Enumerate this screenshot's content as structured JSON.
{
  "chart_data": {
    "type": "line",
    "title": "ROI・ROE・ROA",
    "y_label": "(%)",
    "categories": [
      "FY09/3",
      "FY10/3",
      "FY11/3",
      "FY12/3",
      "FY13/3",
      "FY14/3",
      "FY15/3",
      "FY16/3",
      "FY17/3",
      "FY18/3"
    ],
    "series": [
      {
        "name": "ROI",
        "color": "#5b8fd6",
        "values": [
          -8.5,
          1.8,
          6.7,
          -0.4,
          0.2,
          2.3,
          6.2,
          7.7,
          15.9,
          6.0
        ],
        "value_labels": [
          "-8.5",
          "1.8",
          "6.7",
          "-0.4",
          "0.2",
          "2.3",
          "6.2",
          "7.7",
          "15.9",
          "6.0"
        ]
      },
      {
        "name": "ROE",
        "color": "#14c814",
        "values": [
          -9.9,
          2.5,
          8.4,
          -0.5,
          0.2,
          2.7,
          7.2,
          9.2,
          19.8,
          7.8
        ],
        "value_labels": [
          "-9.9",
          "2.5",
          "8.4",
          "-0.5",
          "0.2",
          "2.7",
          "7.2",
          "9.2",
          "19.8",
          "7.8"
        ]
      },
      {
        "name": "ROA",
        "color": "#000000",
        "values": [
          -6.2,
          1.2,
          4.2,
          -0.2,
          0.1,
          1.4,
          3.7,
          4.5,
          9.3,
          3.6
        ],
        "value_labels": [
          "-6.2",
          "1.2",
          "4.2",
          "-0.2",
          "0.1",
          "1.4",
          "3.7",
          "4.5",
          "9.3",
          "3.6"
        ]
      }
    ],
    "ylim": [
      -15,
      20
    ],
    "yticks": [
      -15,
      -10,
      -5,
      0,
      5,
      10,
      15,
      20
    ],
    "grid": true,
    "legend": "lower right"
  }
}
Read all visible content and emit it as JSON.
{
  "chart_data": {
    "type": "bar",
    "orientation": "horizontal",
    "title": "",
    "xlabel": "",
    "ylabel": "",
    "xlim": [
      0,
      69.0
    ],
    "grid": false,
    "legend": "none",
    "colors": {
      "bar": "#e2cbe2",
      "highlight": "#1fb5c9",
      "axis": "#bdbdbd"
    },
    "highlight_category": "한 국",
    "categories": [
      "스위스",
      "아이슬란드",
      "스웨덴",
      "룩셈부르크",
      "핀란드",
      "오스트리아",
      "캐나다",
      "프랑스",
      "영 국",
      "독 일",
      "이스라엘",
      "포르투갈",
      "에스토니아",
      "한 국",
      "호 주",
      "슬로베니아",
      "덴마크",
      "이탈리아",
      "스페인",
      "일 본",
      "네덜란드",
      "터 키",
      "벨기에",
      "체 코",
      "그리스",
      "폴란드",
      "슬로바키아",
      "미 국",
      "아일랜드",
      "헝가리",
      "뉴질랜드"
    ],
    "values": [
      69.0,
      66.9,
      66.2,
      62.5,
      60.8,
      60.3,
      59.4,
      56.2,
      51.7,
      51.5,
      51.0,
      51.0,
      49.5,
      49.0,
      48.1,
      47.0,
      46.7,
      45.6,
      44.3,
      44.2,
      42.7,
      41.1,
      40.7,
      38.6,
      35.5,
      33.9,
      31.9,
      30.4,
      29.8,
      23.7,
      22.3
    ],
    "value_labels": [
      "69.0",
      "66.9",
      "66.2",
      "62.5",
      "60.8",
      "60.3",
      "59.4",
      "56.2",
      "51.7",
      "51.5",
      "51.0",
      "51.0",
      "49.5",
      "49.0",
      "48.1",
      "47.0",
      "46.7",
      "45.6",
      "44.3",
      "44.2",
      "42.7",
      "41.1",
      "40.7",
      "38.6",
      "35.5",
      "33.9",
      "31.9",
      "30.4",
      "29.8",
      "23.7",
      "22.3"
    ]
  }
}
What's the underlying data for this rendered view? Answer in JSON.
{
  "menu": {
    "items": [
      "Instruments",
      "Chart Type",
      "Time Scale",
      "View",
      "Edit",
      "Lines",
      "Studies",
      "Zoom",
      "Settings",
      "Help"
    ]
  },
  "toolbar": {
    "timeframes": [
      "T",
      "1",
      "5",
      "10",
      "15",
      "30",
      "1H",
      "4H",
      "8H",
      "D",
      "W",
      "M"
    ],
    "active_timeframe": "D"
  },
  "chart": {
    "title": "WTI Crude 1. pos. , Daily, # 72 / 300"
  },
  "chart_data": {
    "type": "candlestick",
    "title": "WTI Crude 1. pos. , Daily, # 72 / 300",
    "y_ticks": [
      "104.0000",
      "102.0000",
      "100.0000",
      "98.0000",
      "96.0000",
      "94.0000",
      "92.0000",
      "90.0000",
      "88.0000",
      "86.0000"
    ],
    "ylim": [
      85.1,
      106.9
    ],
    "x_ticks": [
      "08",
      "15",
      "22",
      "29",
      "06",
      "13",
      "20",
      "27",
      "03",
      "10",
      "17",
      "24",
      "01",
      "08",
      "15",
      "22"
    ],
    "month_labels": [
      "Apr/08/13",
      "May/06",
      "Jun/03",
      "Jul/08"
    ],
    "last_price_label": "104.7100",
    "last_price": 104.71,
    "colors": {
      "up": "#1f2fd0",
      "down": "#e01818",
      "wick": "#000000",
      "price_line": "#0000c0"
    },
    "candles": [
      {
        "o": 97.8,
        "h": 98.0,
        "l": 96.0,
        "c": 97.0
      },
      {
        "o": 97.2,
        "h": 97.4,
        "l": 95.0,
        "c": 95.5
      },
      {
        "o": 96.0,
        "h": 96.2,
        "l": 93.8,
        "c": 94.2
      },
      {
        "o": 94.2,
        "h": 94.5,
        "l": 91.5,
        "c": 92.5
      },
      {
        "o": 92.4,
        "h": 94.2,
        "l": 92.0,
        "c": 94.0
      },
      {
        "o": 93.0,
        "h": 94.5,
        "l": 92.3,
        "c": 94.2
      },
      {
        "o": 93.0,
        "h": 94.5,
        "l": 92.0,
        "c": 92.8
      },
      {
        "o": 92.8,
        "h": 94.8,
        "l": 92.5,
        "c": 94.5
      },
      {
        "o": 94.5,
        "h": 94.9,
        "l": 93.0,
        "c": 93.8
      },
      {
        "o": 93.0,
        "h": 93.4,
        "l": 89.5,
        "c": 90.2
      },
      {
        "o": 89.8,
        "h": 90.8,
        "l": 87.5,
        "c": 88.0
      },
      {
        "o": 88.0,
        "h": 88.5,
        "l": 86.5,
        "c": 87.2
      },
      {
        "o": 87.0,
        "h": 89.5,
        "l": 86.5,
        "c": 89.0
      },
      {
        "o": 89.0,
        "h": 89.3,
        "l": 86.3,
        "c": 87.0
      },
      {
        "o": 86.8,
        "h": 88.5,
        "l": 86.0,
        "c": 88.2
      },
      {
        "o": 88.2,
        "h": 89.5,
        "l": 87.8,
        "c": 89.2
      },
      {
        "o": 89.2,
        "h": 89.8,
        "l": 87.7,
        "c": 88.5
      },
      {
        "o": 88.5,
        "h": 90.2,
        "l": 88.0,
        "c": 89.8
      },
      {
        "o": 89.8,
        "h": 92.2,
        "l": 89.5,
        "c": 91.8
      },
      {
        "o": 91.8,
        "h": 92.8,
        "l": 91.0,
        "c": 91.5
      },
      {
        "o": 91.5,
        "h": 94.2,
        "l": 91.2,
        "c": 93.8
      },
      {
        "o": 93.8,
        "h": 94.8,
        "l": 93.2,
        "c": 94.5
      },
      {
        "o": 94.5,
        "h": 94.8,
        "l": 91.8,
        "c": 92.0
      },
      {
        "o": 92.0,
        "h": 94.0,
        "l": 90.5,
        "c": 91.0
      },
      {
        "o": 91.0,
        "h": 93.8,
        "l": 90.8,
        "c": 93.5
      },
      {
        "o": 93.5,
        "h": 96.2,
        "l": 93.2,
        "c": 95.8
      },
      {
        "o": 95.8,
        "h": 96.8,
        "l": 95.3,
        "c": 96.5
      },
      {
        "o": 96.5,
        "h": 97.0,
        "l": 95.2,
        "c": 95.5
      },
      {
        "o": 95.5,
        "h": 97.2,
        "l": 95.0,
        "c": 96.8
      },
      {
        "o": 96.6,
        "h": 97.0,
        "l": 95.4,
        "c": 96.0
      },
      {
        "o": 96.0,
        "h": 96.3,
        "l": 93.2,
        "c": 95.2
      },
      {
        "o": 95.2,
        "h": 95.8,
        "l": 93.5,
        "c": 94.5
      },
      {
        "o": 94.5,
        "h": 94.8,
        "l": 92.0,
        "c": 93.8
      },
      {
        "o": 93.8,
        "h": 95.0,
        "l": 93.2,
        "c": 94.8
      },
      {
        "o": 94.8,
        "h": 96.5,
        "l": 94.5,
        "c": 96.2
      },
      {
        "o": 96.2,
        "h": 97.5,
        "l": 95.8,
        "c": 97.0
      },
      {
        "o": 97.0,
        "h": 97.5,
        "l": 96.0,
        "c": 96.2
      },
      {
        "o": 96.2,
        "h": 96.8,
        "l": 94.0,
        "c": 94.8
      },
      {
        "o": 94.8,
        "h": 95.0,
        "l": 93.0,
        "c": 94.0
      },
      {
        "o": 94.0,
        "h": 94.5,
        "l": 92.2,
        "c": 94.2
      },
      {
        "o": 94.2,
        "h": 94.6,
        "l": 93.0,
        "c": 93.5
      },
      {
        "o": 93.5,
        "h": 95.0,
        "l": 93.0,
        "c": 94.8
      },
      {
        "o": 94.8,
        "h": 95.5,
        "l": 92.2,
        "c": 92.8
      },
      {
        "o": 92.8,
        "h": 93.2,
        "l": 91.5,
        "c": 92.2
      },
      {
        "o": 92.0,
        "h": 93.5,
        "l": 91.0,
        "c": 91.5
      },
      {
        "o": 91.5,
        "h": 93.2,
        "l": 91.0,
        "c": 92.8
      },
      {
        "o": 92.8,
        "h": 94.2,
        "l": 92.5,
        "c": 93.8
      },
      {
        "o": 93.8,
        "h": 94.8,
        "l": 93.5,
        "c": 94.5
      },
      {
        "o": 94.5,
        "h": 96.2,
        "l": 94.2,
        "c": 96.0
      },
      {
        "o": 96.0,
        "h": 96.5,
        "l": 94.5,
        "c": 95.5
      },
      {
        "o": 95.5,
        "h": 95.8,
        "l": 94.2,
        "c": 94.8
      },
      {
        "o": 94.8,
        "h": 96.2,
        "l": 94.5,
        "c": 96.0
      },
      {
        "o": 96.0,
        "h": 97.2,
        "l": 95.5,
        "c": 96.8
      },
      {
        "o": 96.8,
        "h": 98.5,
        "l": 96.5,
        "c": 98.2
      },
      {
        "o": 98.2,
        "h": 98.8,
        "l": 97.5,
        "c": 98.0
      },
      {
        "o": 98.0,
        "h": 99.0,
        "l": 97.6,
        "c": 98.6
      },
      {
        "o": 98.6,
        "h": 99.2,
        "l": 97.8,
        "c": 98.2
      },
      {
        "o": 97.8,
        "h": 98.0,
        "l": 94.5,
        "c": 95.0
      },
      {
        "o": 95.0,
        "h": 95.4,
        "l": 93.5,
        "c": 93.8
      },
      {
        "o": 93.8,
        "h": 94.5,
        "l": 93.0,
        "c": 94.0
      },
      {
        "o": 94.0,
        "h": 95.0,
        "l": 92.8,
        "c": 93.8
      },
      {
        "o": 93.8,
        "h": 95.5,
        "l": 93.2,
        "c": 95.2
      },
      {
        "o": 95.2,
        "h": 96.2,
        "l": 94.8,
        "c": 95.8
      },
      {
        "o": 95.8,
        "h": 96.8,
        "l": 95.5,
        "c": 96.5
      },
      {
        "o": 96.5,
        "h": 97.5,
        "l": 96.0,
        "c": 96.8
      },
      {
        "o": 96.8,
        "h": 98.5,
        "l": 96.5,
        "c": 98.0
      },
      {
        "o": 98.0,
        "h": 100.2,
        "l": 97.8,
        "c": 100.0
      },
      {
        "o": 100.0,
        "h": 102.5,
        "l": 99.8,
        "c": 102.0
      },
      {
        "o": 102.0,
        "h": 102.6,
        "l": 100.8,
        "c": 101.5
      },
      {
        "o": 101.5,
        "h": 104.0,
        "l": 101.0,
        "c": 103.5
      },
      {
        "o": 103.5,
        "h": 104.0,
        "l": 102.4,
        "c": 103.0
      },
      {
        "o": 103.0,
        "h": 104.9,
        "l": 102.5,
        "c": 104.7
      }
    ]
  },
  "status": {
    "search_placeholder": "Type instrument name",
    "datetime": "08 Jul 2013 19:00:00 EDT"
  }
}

# EXERCISE
Check each line of the records for the word "Daily" and extract those that contain it.

# RESPONSE BELOW
    "title": "WTI Crude 1. pos. , Daily, # 72 / 300"
    "title": "WTI Crude 1. pos. , Daily, # 72 / 300",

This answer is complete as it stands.